Directions for this task >> Repeat the data word for word. Do not include the pictures.

Dataset excerpts
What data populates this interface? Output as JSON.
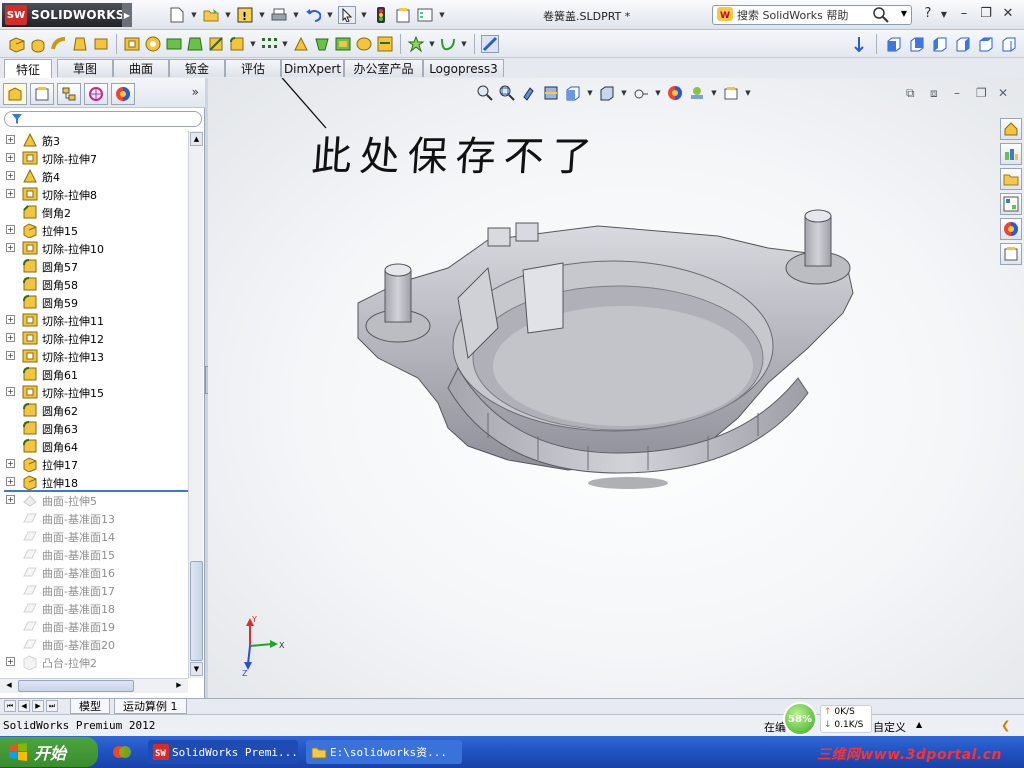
{
  "app": {
    "brand": "SOLIDWORKS",
    "brand_badge": "SW",
    "document_title": "卷簧盖.SLDPRT *"
  },
  "search": {
    "placeholder": "搜索 SolidWorks 帮助"
  },
  "help_glyph": "?",
  "tabs": [
    {
      "label": "特征",
      "active": true
    },
    {
      "label": "草图"
    },
    {
      "label": "曲面"
    },
    {
      "label": "钣金"
    },
    {
      "label": "评估"
    },
    {
      "label": "DimXpert"
    },
    {
      "label": "办公室产品"
    },
    {
      "label": "Logopress3"
    }
  ],
  "tree": [
    {
      "label": "筋3",
      "icon": "rib-icon",
      "expand": "+"
    },
    {
      "label": "切除-拉伸7",
      "icon": "cut-extrude-icon",
      "expand": "+"
    },
    {
      "label": "筋4",
      "icon": "rib-icon",
      "expand": "+"
    },
    {
      "label": "切除-拉伸8",
      "icon": "cut-extrude-icon",
      "expand": "+"
    },
    {
      "label": "倒角2",
      "icon": "chamfer-icon",
      "expand": ""
    },
    {
      "label": "拉伸15",
      "icon": "extrude-icon",
      "expand": "+"
    },
    {
      "label": "切除-拉伸10",
      "icon": "cut-extrude-icon",
      "expand": "+"
    },
    {
      "label": "圆角57",
      "icon": "fillet-icon",
      "expand": ""
    },
    {
      "label": "圆角58",
      "icon": "fillet-icon",
      "expand": ""
    },
    {
      "label": "圆角59",
      "icon": "fillet-icon",
      "expand": ""
    },
    {
      "label": "切除-拉伸11",
      "icon": "cut-extrude-icon",
      "expand": "+"
    },
    {
      "label": "切除-拉伸12",
      "icon": "cut-extrude-icon",
      "expand": "+"
    },
    {
      "label": "切除-拉伸13",
      "icon": "cut-extrude-icon",
      "expand": "+"
    },
    {
      "label": "圆角61",
      "icon": "fillet-icon",
      "expand": ""
    },
    {
      "label": "切除-拉伸15",
      "icon": "cut-extrude-icon",
      "expand": "+"
    },
    {
      "label": "圆角62",
      "icon": "fillet-icon",
      "expand": ""
    },
    {
      "label": "圆角63",
      "icon": "fillet-icon",
      "expand": ""
    },
    {
      "label": "圆角64",
      "icon": "fillet-icon",
      "expand": ""
    },
    {
      "label": "拉伸17",
      "icon": "extrude-icon",
      "expand": "+"
    },
    {
      "label": "拉伸18",
      "icon": "extrude-icon",
      "expand": "+"
    },
    {
      "label": "曲面-拉伸5",
      "icon": "surface-extrude-icon",
      "expand": "+",
      "suppressed": true
    },
    {
      "label": "曲面-基准面13",
      "icon": "planar-surface-icon",
      "expand": "",
      "suppressed": true
    },
    {
      "label": "曲面-基准面14",
      "icon": "planar-surface-icon",
      "expand": "",
      "suppressed": true
    },
    {
      "label": "曲面-基准面15",
      "icon": "planar-surface-icon",
      "expand": "",
      "suppressed": true
    },
    {
      "label": "曲面-基准面16",
      "icon": "planar-surface-icon",
      "expand": "",
      "suppressed": true
    },
    {
      "label": "曲面-基准面17",
      "icon": "planar-surface-icon",
      "expand": "",
      "suppressed": true
    },
    {
      "label": "曲面-基准面18",
      "icon": "planar-surface-icon",
      "expand": "",
      "suppressed": true
    },
    {
      "label": "曲面-基准面19",
      "icon": "planar-surface-icon",
      "expand": "",
      "suppressed": true
    },
    {
      "label": "曲面-基准面20",
      "icon": "planar-surface-icon",
      "expand": "",
      "suppressed": true
    },
    {
      "label": "凸台-拉伸2",
      "icon": "boss-extrude-icon",
      "expand": "+",
      "suppressed": true
    }
  ],
  "annotation": {
    "text": "此处保存不了"
  },
  "triad": {
    "x": "X",
    "y": "Y",
    "z": "Z"
  },
  "bottom_tabs": [
    {
      "label": "模型"
    },
    {
      "label": "运动算例 1"
    }
  ],
  "status": {
    "left": "SolidWorks Premium 2012",
    "editing": "在编",
    "custom": "自定义",
    "net_percent": "58%",
    "upload": "0K/S",
    "download": "0.1K/S"
  },
  "taskbar": {
    "start": "开始",
    "items": [
      {
        "label": "SolidWorks Premi..."
      },
      {
        "label": "E:\\solidworks资..."
      }
    ],
    "watermark": "三维网www.3dportal.cn"
  },
  "colors": {
    "accent": "#3b7ad1",
    "brand_red": "#d42b2b",
    "taskbar_blue": "#2357c6",
    "start_green": "#3a8c2f",
    "model_grey": "#b9bac1"
  }
}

Response to this task >>
What data populates this interface? Output as JSON.
{
  "app": {
    "brand": "SOLIDWORKS",
    "brand_badge": "SW",
    "document_title": "卷簧盖.SLDPRT *"
  },
  "search": {
    "placeholder": "搜索 SolidWorks 帮助"
  },
  "help_glyph": "?",
  "tabs": [
    {
      "label": "特征",
      "active": true
    },
    {
      "label": "草图"
    },
    {
      "label": "曲面"
    },
    {
      "label": "钣金"
    },
    {
      "label": "评估"
    },
    {
      "label": "DimXpert"
    },
    {
      "label": "办公室产品"
    },
    {
      "label": "Logopress3"
    }
  ],
  "tree": [
    {
      "label": "筋3",
      "icon": "rib-icon",
      "expand": "+"
    },
    {
      "label": "切除-拉伸7",
      "icon": "cut-extrude-icon",
      "expand": "+"
    },
    {
      "label": "筋4",
      "icon": "rib-icon",
      "expand": "+"
    },
    {
      "label": "切除-拉伸8",
      "icon": "cut-extrude-icon",
      "expand": "+"
    },
    {
      "label": "倒角2",
      "icon": "chamfer-icon",
      "expand": ""
    },
    {
      "label": "拉伸15",
      "icon": "extrude-icon",
      "expand": "+"
    },
    {
      "label": "切除-拉伸10",
      "icon": "cut-extrude-icon",
      "expand": "+"
    },
    {
      "label": "圆角57",
      "icon": "fillet-icon",
      "expand": ""
    },
    {
      "label": "圆角58",
      "icon": "fillet-icon",
      "expand": ""
    },
    {
      "label": "圆角59",
      "icon": "fillet-icon",
      "expand": ""
    },
    {
      "label": "切除-拉伸11",
      "icon": "cut-extrude-icon",
      "expand": "+"
    },
    {
      "label": "切除-拉伸12",
      "icon": "cut-extrude-icon",
      "expand": "+"
    },
    {
      "label": "切除-拉伸13",
      "icon": "cut-extrude-icon",
      "expand": "+"
    },
    {
      "label": "圆角61",
      "icon": "fillet-icon",
      "expand": ""
    },
    {
      "label": "切除-拉伸15",
      "icon": "cut-extrude-icon",
      "expand": "+"
    },
    {
      "label": "圆角62",
      "icon": "fillet-icon",
      "expand": ""
    },
    {
      "label": "圆角63",
      "icon": "fillet-icon",
      "expand": ""
    },
    {
      "label": "圆角64",
      "icon": "fillet-icon",
      "expand": ""
    },
    {
      "label": "拉伸17",
      "icon": "extrude-icon",
      "expand": "+"
    },
    {
      "label": "拉伸18",
      "icon": "extrude-icon",
      "expand": "+"
    },
    {
      "label": "曲面-拉伸5",
      "icon": "surface-extrude-icon",
      "expand": "+",
      "suppressed": true
    },
    {
      "label": "曲面-基准面13",
      "icon": "planar-surface-icon",
      "expand": "",
      "suppressed": true
    },
    {
      "label": "曲面-基准面14",
      "icon": "planar-surface-icon",
      "expand": "",
      "suppressed": true
    },
    {
      "label": "曲面-基准面15",
      "icon": "planar-surface-icon",
      "expand": "",
      "suppressed": true
    },
    {
      "label": "曲面-基准面16",
      "icon": "planar-surface-icon",
      "expand": "",
      "suppressed": true
    },
    {
      "label": "曲面-基准面17",
      "icon": "planar-surface-icon",
      "expand": "",
      "suppressed": true
    },
    {
      "label": "曲面-基准面18",
      "icon": "planar-surface-icon",
      "expand": "",
      "suppressed": true
    },
    {
      "label": "曲面-基准面19",
      "icon": "planar-surface-icon",
      "expand": "",
      "suppressed": true
    },
    {
      "label": "曲面-基准面20",
      "icon": "planar-surface-icon",
      "expand": "",
      "suppressed": true
    },
    {
      "label": "凸台-拉伸2",
      "icon": "boss-extrude-icon",
      "expand": "+",
      "suppressed": true
    }
  ],
  "annotation": {
    "text": "此处保存不了"
  },
  "triad": {
    "x": "X",
    "y": "Y",
    "z": "Z"
  },
  "bottom_tabs": [
    {
      "label": "模型"
    },
    {
      "label": "运动算例 1"
    }
  ],
  "status": {
    "left": "SolidWorks Premium 2012",
    "editing": "在编",
    "custom": "自定义",
    "net_percent": "58%",
    "upload": "0K/S",
    "download": "0.1K/S"
  },
  "taskbar": {
    "start": "开始",
    "items": [
      {
        "label": "SolidWorks Premi..."
      },
      {
        "label": "E:\\solidworks资..."
      }
    ],
    "watermark": "三维网www.3dportal.cn"
  },
  "colors": {
    "accent": "#3b7ad1",
    "brand_red": "#d42b2b",
    "taskbar_blue": "#2357c6",
    "start_green": "#3a8c2f",
    "model_grey": "#b9bac1"
  }
}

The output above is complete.